Problem statement -
Copy out every line that contains "Windows".

Data extract -
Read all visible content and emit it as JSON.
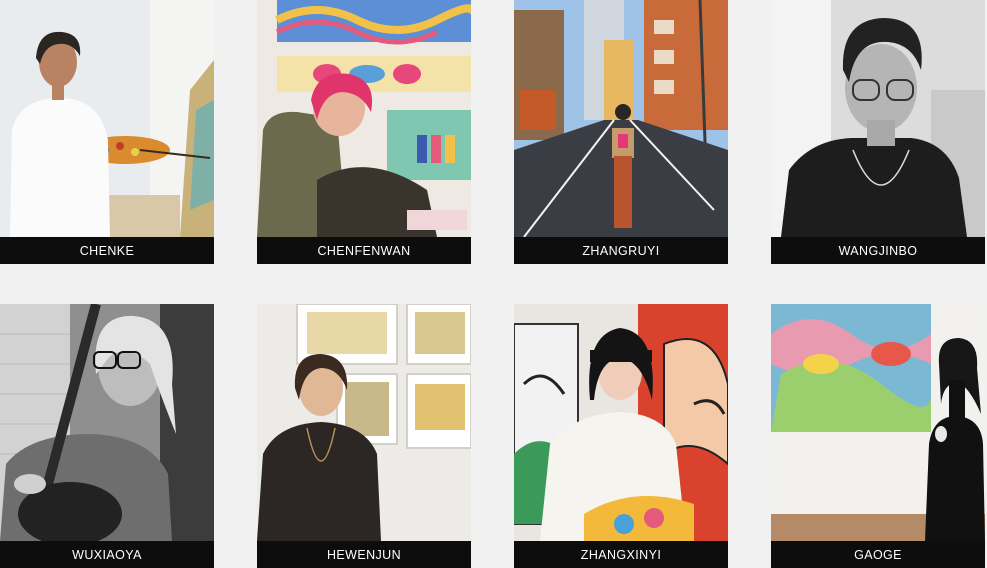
{
  "artists": [
    {
      "name": "CHENKE"
    },
    {
      "name": "CHENFENWAN"
    },
    {
      "name": "ZHANGRUYI"
    },
    {
      "name": "WANGJINBO"
    },
    {
      "name": "WUXIAOYA"
    },
    {
      "name": "HEWENJUN"
    },
    {
      "name": "ZHANGXINYI"
    },
    {
      "name": "GAOGE"
    }
  ],
  "colors": {
    "page_background": "#f1f1f1",
    "caption_background": "#0d0d0d",
    "caption_text": "#ffffff"
  }
}
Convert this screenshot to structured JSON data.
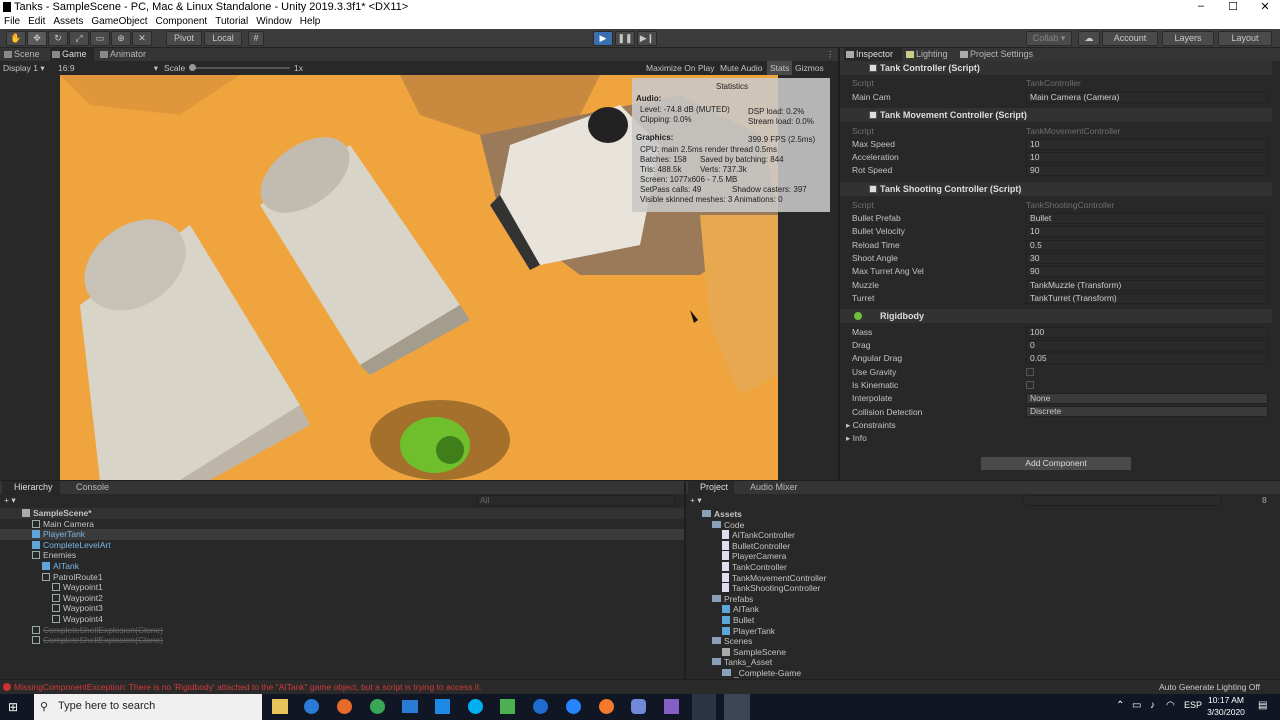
{
  "window": {
    "title": "Tanks - SampleScene - PC, Mac & Linux Standalone - Unity 2019.3.3f1* <DX11>",
    "minimize": "–",
    "maximize": "☐",
    "close": "✕"
  },
  "menu": [
    "File",
    "Edit",
    "Assets",
    "GameObject",
    "Component",
    "Tutorial",
    "Window",
    "Help"
  ],
  "toolbar": {
    "pivot": "Pivot",
    "local": "Local",
    "collab": "Collab ▾",
    "account": "Account",
    "layers": "Layers",
    "layout": "Layout"
  },
  "game": {
    "tabs": [
      "Scene",
      "Game",
      "Animator"
    ],
    "display": "Display 1",
    "aspect": "16:9",
    "scale_label": "Scale",
    "scale_value": "1x",
    "maximize": "Maximize On Play",
    "mute": "Mute Audio",
    "stats": "Stats",
    "gizmos": "Gizmos"
  },
  "stats": {
    "title": "Statistics",
    "audio_h": "Audio:",
    "level": "Level: -74.8 dB (MUTED)",
    "clipping": "Clipping: 0.0%",
    "dsp": "DSP load: 0.2%",
    "stream": "Stream load: 0.0%",
    "graphics_h": "Graphics:",
    "fps": "399.9 FPS (2.5ms)",
    "cpu": "CPU: main 2.5ms  render thread 0.5ms",
    "batches": "Batches: 158",
    "saved": "Saved by batching: 844",
    "tris": "Tris: 488.5k",
    "verts": "Verts: 737.3k",
    "screen": "Screen: 1077x606 - 7.5 MB",
    "setpass": "SetPass calls: 49",
    "shadow": "Shadow casters: 397",
    "skinned": "Visible skinned meshes: 3  Animations: 0"
  },
  "inspector": {
    "tabs": [
      "Inspector",
      "Lighting",
      "Project Settings"
    ],
    "tank_controller": {
      "title": "Tank Controller (Script)",
      "script_label": "Script",
      "script_value": "TankController",
      "main_cam_label": "Main Cam",
      "main_cam_value": "Main Camera (Camera)"
    },
    "movement": {
      "title": "Tank Movement Controller (Script)",
      "script_label": "Script",
      "script_value": "TankMovementController",
      "fields": [
        {
          "label": "Max Speed",
          "value": "10"
        },
        {
          "label": "Acceleration",
          "value": "10"
        },
        {
          "label": "Rot Speed",
          "value": "90"
        }
      ]
    },
    "shooting": {
      "title": "Tank Shooting Controller (Script)",
      "script_label": "Script",
      "script_value": "TankShootingController",
      "fields": [
        {
          "label": "Bullet Prefab",
          "value": "Bullet"
        },
        {
          "label": "Bullet Velocity",
          "value": "10"
        },
        {
          "label": "Reload Time",
          "value": "0.5"
        },
        {
          "label": "Shoot Angle",
          "value": "30"
        },
        {
          "label": "Max Turret Ang Vel",
          "value": "90"
        },
        {
          "label": "Muzzle",
          "value": "TankMuzzle (Transform)"
        },
        {
          "label": "Turret",
          "value": "TankTurret (Transform)"
        }
      ]
    },
    "rigidbody": {
      "title": "Rigidbody",
      "fields": [
        {
          "label": "Mass",
          "value": "100"
        },
        {
          "label": "Drag",
          "value": "0"
        },
        {
          "label": "Angular Drag",
          "value": "0.05"
        }
      ],
      "use_gravity": "Use Gravity",
      "is_kinematic": "Is Kinematic",
      "interpolate_label": "Interpolate",
      "interpolate_value": "None",
      "collision_label": "Collision Detection",
      "collision_value": "Discrete",
      "constraints": "Constraints",
      "info": "Info"
    },
    "add_component": "Add Component"
  },
  "hierarchy": {
    "tabs": [
      "Hierarchy",
      "Console"
    ],
    "search": "All",
    "items": [
      {
        "label": "SampleScene*",
        "indent": 0,
        "kind": "scene"
      },
      {
        "label": "Main Camera",
        "indent": 1,
        "kind": "go"
      },
      {
        "label": "PlayerTank",
        "indent": 1,
        "kind": "prefab"
      },
      {
        "label": "CompleteLevelArt",
        "indent": 1,
        "kind": "prefab"
      },
      {
        "label": "Enemies",
        "indent": 1,
        "kind": "go"
      },
      {
        "label": "AITank",
        "indent": 2,
        "kind": "prefab"
      },
      {
        "label": "PatrolRoute1",
        "indent": 2,
        "kind": "go"
      },
      {
        "label": "Waypoint1",
        "indent": 3,
        "kind": "go"
      },
      {
        "label": "Waypoint2",
        "indent": 3,
        "kind": "go"
      },
      {
        "label": "Waypoint3",
        "indent": 3,
        "kind": "go"
      },
      {
        "label": "Waypoint4",
        "indent": 3,
        "kind": "go"
      },
      {
        "label": "CompleteShellExplosion(Clone)",
        "indent": 1,
        "kind": "ghost"
      },
      {
        "label": "CompleteShellExplosion(Clone)",
        "indent": 1,
        "kind": "ghost"
      }
    ]
  },
  "project": {
    "tabs": [
      "Project",
      "Audio Mixer"
    ],
    "count": "8",
    "items": [
      {
        "label": "Assets",
        "indent": 0,
        "kind": "folder"
      },
      {
        "label": "Code",
        "indent": 1,
        "kind": "folder"
      },
      {
        "label": "AITankController",
        "indent": 2,
        "kind": "cs"
      },
      {
        "label": "BulletController",
        "indent": 2,
        "kind": "cs"
      },
      {
        "label": "PlayerCamera",
        "indent": 2,
        "kind": "cs"
      },
      {
        "label": "TankController",
        "indent": 2,
        "kind": "cs"
      },
      {
        "label": "TankMovementController",
        "indent": 2,
        "kind": "cs"
      },
      {
        "label": "TankShootingController",
        "indent": 2,
        "kind": "cs"
      },
      {
        "label": "Prefabs",
        "indent": 1,
        "kind": "folder"
      },
      {
        "label": "AITank",
        "indent": 2,
        "kind": "prefab"
      },
      {
        "label": "Bullet",
        "indent": 2,
        "kind": "prefab"
      },
      {
        "label": "PlayerTank",
        "indent": 2,
        "kind": "prefab"
      },
      {
        "label": "Scenes",
        "indent": 1,
        "kind": "folder"
      },
      {
        "label": "SampleScene",
        "indent": 2,
        "kind": "scene"
      },
      {
        "label": "Tanks_Asset",
        "indent": 1,
        "kind": "folder"
      },
      {
        "label": "_Complete-Game",
        "indent": 2,
        "kind": "folder"
      }
    ]
  },
  "status": {
    "error": "MissingComponentException: There is no 'Rigidbody' attached to the \"AITank\" game object, but a script is trying to access it.",
    "lighting": "Auto Generate Lighting Off"
  },
  "taskbar": {
    "search": "Type here to search",
    "lang": "ESP",
    "time": "10:17 AM",
    "date": "3/30/2020"
  }
}
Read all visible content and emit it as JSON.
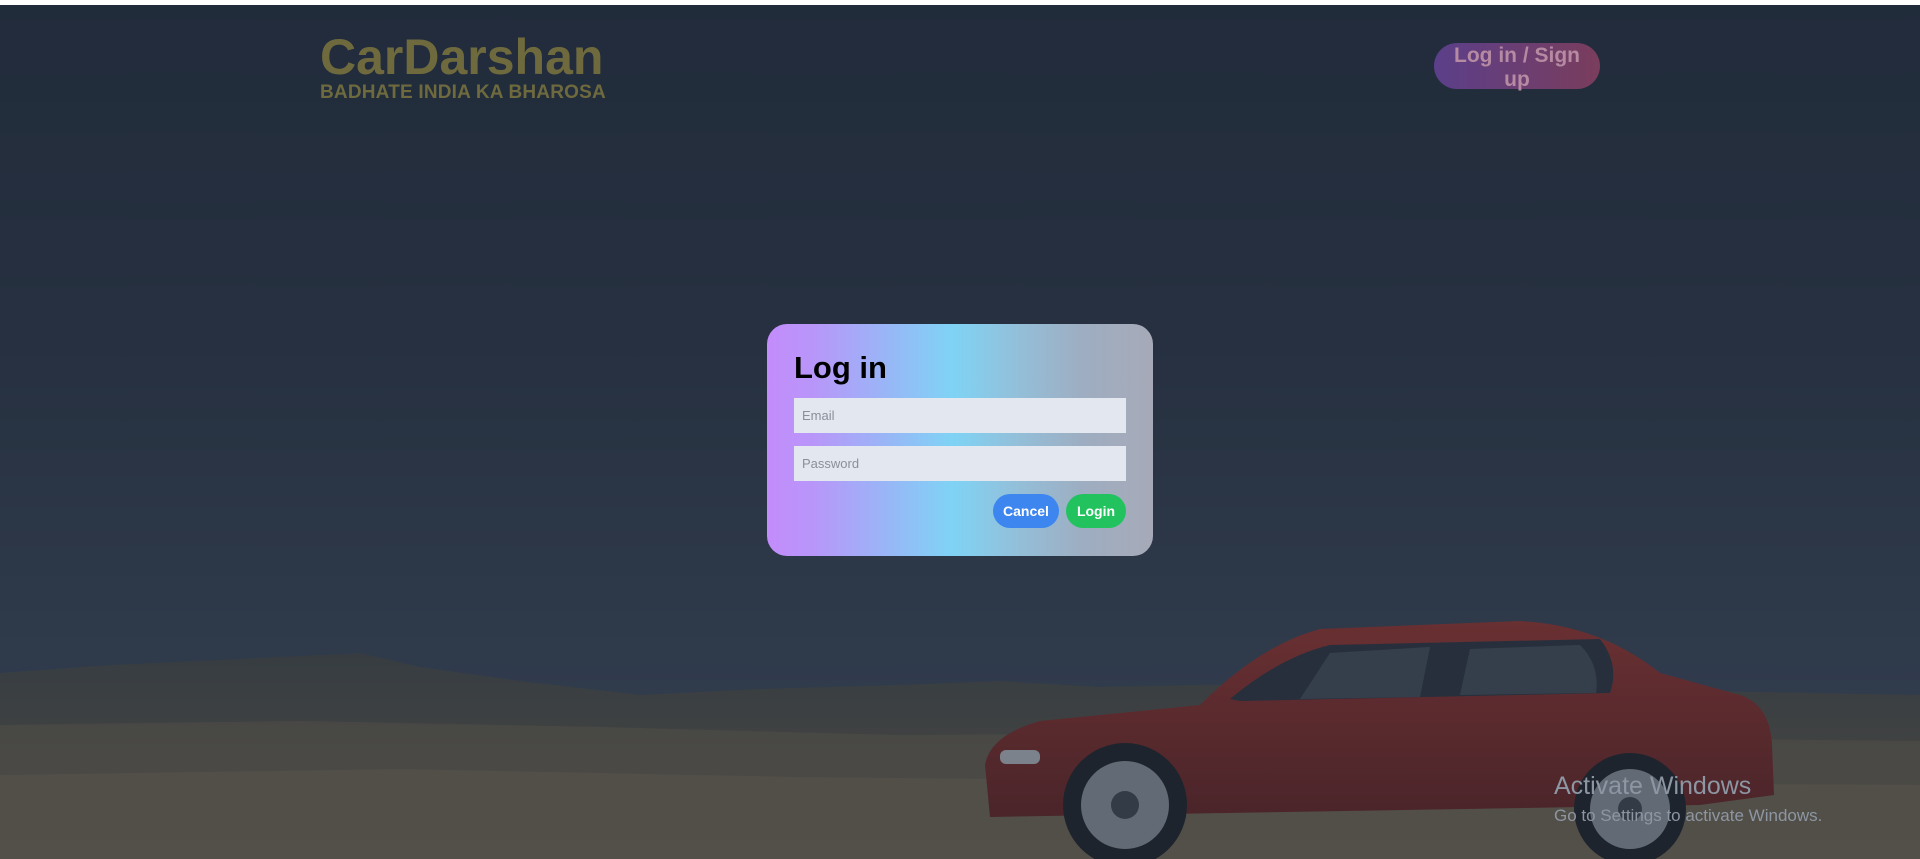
{
  "brand": {
    "title": "CarDarshan",
    "tagline": "BADHATE INDIA KA BHAROSA"
  },
  "header": {
    "auth_button_label": "Log in / Sign up"
  },
  "login_modal": {
    "title": "Log in",
    "email_placeholder": "Email",
    "password_placeholder": "Password",
    "cancel_label": "Cancel",
    "login_label": "Login"
  },
  "watermark": {
    "title": "Activate Windows",
    "subtitle": "Go to Settings to activate Windows."
  },
  "colors": {
    "brand_text": "#6e6a3e",
    "cancel_button": "#3d86f0",
    "login_button": "#22c35e",
    "car_body": "#8f2e28"
  }
}
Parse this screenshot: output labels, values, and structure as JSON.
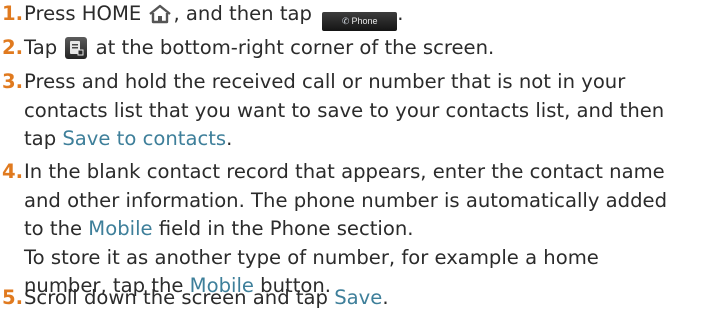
{
  "steps": [
    {
      "number": "1.",
      "parts": {
        "text_a": "Press HOME ",
        "text_b": ", and then tap ",
        "text_c": ".",
        "phone_tab_label": "Phone"
      }
    },
    {
      "number": "2.",
      "parts": {
        "text_a": "Tap ",
        "text_b": " at the bottom-right corner of the screen."
      }
    },
    {
      "number": "3.",
      "parts": {
        "line1": "Press and hold the received call or number that is not in your",
        "line2": "contacts list that you want to save to your contacts list, and then",
        "line3_a": "tap ",
        "line3_em": "Save to contacts",
        "line3_b": "."
      }
    },
    {
      "number": "4.",
      "parts": {
        "line1": "In the blank contact record that appears, enter the contact name",
        "line2": "and other information. The phone number is automatically added",
        "line3_a": "to the ",
        "line3_em": "Mobile",
        "line3_b": " field in the Phone section.",
        "line4": "To store it as another type of number, for example a home",
        "line5_a": "number, tap the ",
        "line5_em": "Mobile",
        "line5_b": " button."
      }
    },
    {
      "number": "5.",
      "parts": {
        "text_a": "Scroll down the screen and tap ",
        "text_em": "Save",
        "text_b": "."
      }
    }
  ],
  "icons": {
    "home": "home-icon",
    "phone_tab": "phone-tab-icon",
    "menu": "menu-icon"
  },
  "colors": {
    "number": "#e07a1f",
    "emphasis": "#3e7f9a",
    "text": "#2b2b2b"
  }
}
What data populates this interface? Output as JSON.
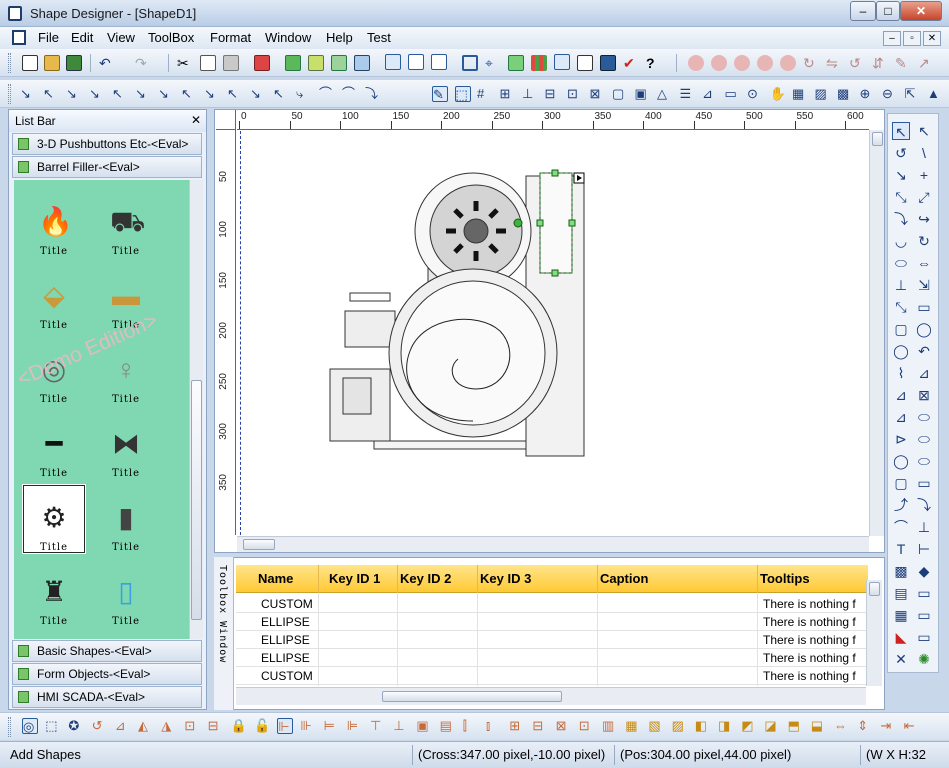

The solution -
    "title": "Activate Windows",
    "subtitle": "Go to Settings to activate Windows."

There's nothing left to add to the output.